*JOB*
Which lines of the records contain "TetherUS"? Collect every one of them.

=-=-=

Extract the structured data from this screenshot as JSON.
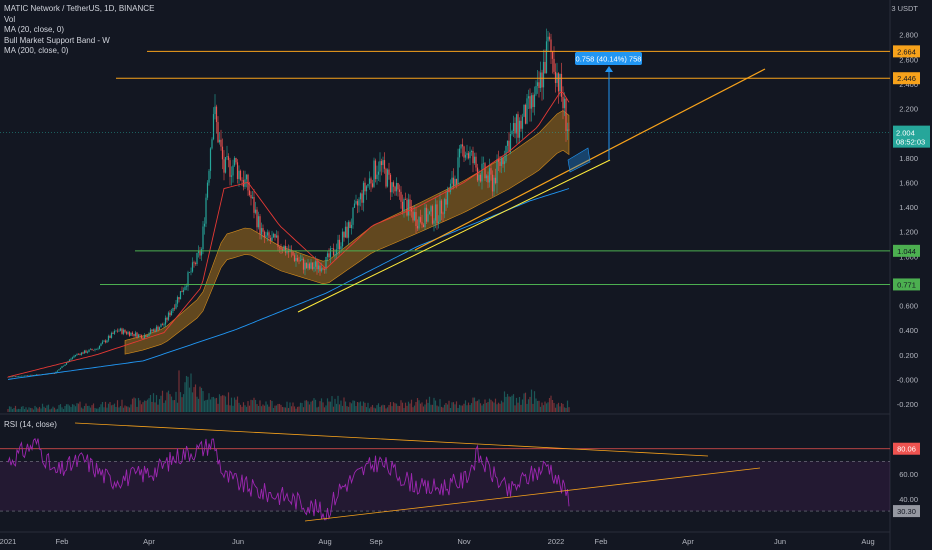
{
  "legend": {
    "symbol": "MATIC Network / TetherUS, 1D, BINANCE",
    "vol": "Vol",
    "ma20": "MA (20, close, 0)",
    "bmsb": "Bull Market Support Band - W",
    "ma200": "MA (200, close, 0)",
    "rsi": "RSI (14, close)"
  },
  "currency": "3 USDT",
  "colors": {
    "background": "#131722",
    "up": "#26a69a",
    "down": "#ef5350",
    "orange": "#f7a21b",
    "ma20": "#e53935",
    "ma200": "#2196f3",
    "rsi": "#9c27b0",
    "band": "#f7a21b",
    "green_line": "#4caf50",
    "measure": "#2196f3"
  },
  "price_ticks": [
    "2.800",
    "2.600",
    "2.400",
    "2.200",
    "2.000",
    "1.800",
    "1.600",
    "1.400",
    "1.200",
    "1.000",
    "0.800",
    "0.600",
    "0.400",
    "0.200",
    "-0.000",
    "-0.200"
  ],
  "time_ticks": [
    "2021",
    "Feb",
    "Apr",
    "Jun",
    "Aug",
    "Sep",
    "Nov",
    "2022",
    "Feb",
    "Apr",
    "Jun",
    "Aug"
  ],
  "rsi_ticks": [
    "60.00",
    "40.00"
  ],
  "badges": {
    "level_2664": "2.664",
    "level_2446": "2.446",
    "current_price": "2.004",
    "countdown": "08:52:03",
    "level_1044": "1.044",
    "level_0771": "0.771",
    "rsi_80": "80.06",
    "rsi_30": "30.30"
  },
  "measure_label": "0.758 (40.14%) 758",
  "chart_data": [
    {
      "type": "candlestick",
      "title": "MATIC Network / TetherUS, 1D, BINANCE",
      "x_range": [
        "2021-01-01",
        "2022-08-31"
      ],
      "ylim": [
        -0.2,
        3.0
      ],
      "horizontal_levels": [
        2.664,
        2.446,
        1.044,
        0.771
      ],
      "last_price": 2.004,
      "close_series": {
        "dates": [
          "2021-01-01",
          "2021-02-01",
          "2021-02-15",
          "2021-03-01",
          "2021-03-15",
          "2021-04-01",
          "2021-04-15",
          "2021-04-28",
          "2021-05-10",
          "2021-05-18",
          "2021-05-25",
          "2021-06-01",
          "2021-06-10",
          "2021-06-20",
          "2021-07-01",
          "2021-07-20",
          "2021-08-01",
          "2021-08-15",
          "2021-08-25",
          "2021-09-05",
          "2021-09-20",
          "2021-10-01",
          "2021-10-15",
          "2021-10-25",
          "2021-11-01",
          "2021-11-10",
          "2021-11-20",
          "2021-12-01",
          "2021-12-10",
          "2021-12-20",
          "2021-12-27",
          "2022-01-01",
          "2022-01-05",
          "2022-01-10"
        ],
        "close": [
          0.02,
          0.05,
          0.2,
          0.25,
          0.4,
          0.35,
          0.45,
          0.75,
          1.05,
          2.2,
          1.7,
          1.75,
          1.55,
          1.15,
          1.1,
          0.9,
          0.95,
          1.2,
          1.5,
          1.75,
          1.45,
          1.3,
          1.35,
          1.6,
          1.9,
          1.7,
          1.6,
          1.95,
          2.1,
          2.3,
          2.7,
          2.55,
          2.3,
          2.004
        ]
      },
      "ma20": {
        "dates": [
          "2021-01-01",
          "2021-03-01",
          "2021-04-15",
          "2021-05-10",
          "2021-05-25",
          "2021-06-10",
          "2021-07-01",
          "2021-08-01",
          "2021-09-01",
          "2021-10-01",
          "2021-11-01",
          "2021-12-01",
          "2021-12-20",
          "2022-01-05",
          "2022-01-10"
        ],
        "values": [
          0.02,
          0.2,
          0.38,
          0.75,
          1.55,
          1.6,
          1.25,
          0.9,
          1.25,
          1.4,
          1.6,
          1.85,
          2.05,
          2.35,
          2.25
        ]
      },
      "ma200": {
        "dates": [
          "2021-01-01",
          "2021-04-01",
          "2021-06-01",
          "2021-08-01",
          "2021-10-01",
          "2021-11-15",
          "2021-12-15",
          "2022-01-10"
        ],
        "values": [
          0.0,
          0.15,
          0.4,
          0.7,
          1.08,
          1.3,
          1.45,
          1.55
        ]
      },
      "volume_relative": [
        3,
        3,
        4,
        4,
        5,
        5,
        6,
        7,
        10,
        12,
        22,
        14,
        10,
        8,
        7,
        6,
        5,
        6,
        7,
        8,
        6,
        5,
        5,
        6,
        8,
        7,
        6,
        7,
        9,
        10,
        11,
        8,
        6,
        4
      ]
    },
    {
      "type": "line",
      "title": "RSI (14, close)",
      "ylim": [
        20,
        95
      ],
      "levels": [
        80.06,
        70,
        30.3
      ],
      "dates": [
        "2021-01-01",
        "2021-01-20",
        "2021-02-01",
        "2021-02-20",
        "2021-03-10",
        "2021-03-25",
        "2021-04-10",
        "2021-04-25",
        "2021-05-10",
        "2021-05-18",
        "2021-05-25",
        "2021-06-05",
        "2021-06-20",
        "2021-07-05",
        "2021-07-20",
        "2021-08-01",
        "2021-08-10",
        "2021-08-25",
        "2021-09-05",
        "2021-09-20",
        "2021-10-05",
        "2021-10-20",
        "2021-11-01",
        "2021-11-10",
        "2021-11-20",
        "2021-12-01",
        "2021-12-10",
        "2021-12-20",
        "2021-12-27",
        "2022-01-05",
        "2022-01-10"
      ],
      "values": [
        70,
        85,
        60,
        72,
        55,
        58,
        63,
        75,
        80,
        85,
        58,
        52,
        45,
        42,
        35,
        28,
        48,
        62,
        70,
        58,
        48,
        50,
        55,
        75,
        60,
        45,
        55,
        62,
        68,
        50,
        42
      ]
    }
  ]
}
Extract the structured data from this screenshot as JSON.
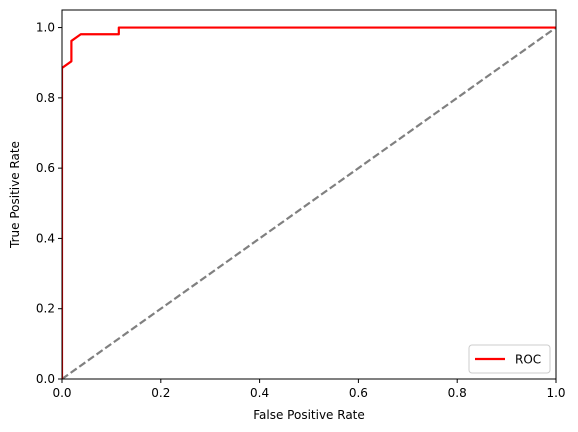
{
  "chart_data": {
    "type": "line",
    "title": "",
    "xlabel": "False Positive Rate",
    "ylabel": "True Positive Rate",
    "xlim": [
      0.0,
      1.0
    ],
    "ylim": [
      0.0,
      1.05
    ],
    "grid": false,
    "legend_position": "lower-right",
    "x_ticks": [
      0.0,
      0.2,
      0.4,
      0.6,
      0.8,
      1.0
    ],
    "x_tick_labels": [
      "0.0",
      "0.2",
      "0.4",
      "0.6",
      "0.8",
      "1.0"
    ],
    "y_ticks": [
      0.0,
      0.2,
      0.4,
      0.6,
      0.8,
      1.0
    ],
    "y_tick_labels": [
      "0.0",
      "0.2",
      "0.4",
      "0.6",
      "0.8",
      "1.0"
    ],
    "series": [
      {
        "name": "ROC",
        "color": "#ff0000",
        "style": "solid",
        "x": [
          0.0,
          0.0,
          0.0,
          0.019,
          0.019,
          0.038,
          0.115,
          0.115,
          1.0
        ],
        "y": [
          0.0,
          0.885,
          0.885,
          0.904,
          0.962,
          0.981,
          0.981,
          1.0,
          1.0
        ]
      },
      {
        "color": "#808080",
        "style": "dashed",
        "x": [
          0.0,
          1.0
        ],
        "y": [
          0.0,
          1.0
        ]
      }
    ]
  }
}
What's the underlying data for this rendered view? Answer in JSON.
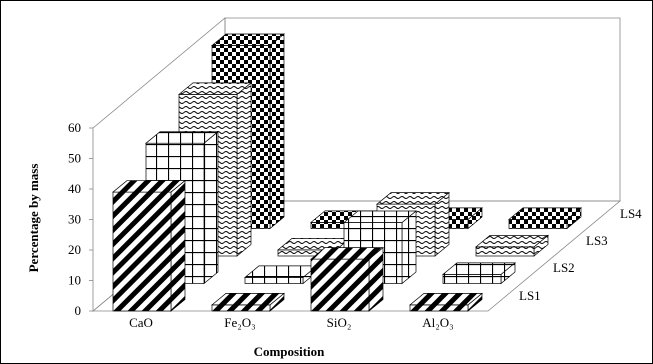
{
  "chart_data": {
    "type": "bar",
    "title": "",
    "xlabel": "Composition",
    "ylabel": "Percentage by mass",
    "ylim": [
      0,
      60
    ],
    "yticks": [
      "0",
      "10",
      "20",
      "30",
      "40",
      "50",
      "60"
    ],
    "categories": [
      "CaO",
      "Fe₂O₃",
      "SiO₂",
      "Al₂O₃"
    ],
    "series": [
      {
        "name": "LS1",
        "values": [
          39,
          2,
          17,
          2
        ],
        "pattern": "diagonal"
      },
      {
        "name": "LS2",
        "values": [
          46,
          2,
          20,
          3
        ],
        "pattern": "grid"
      },
      {
        "name": "LS3",
        "values": [
          53,
          2,
          17,
          3
        ],
        "pattern": "wave"
      },
      {
        "name": "LS4",
        "values": [
          60,
          2,
          3,
          3
        ],
        "pattern": "checker"
      }
    ],
    "grid": false,
    "legend": "depth-axis"
  }
}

=-=-=

*SOLUTION FOR THIS PROBLEM*
    "symbol": "MATIC Network / TetherUS, 1D, BINANCE",
      "title": "MATIC Network / TetherUS, 1D, BINANCE",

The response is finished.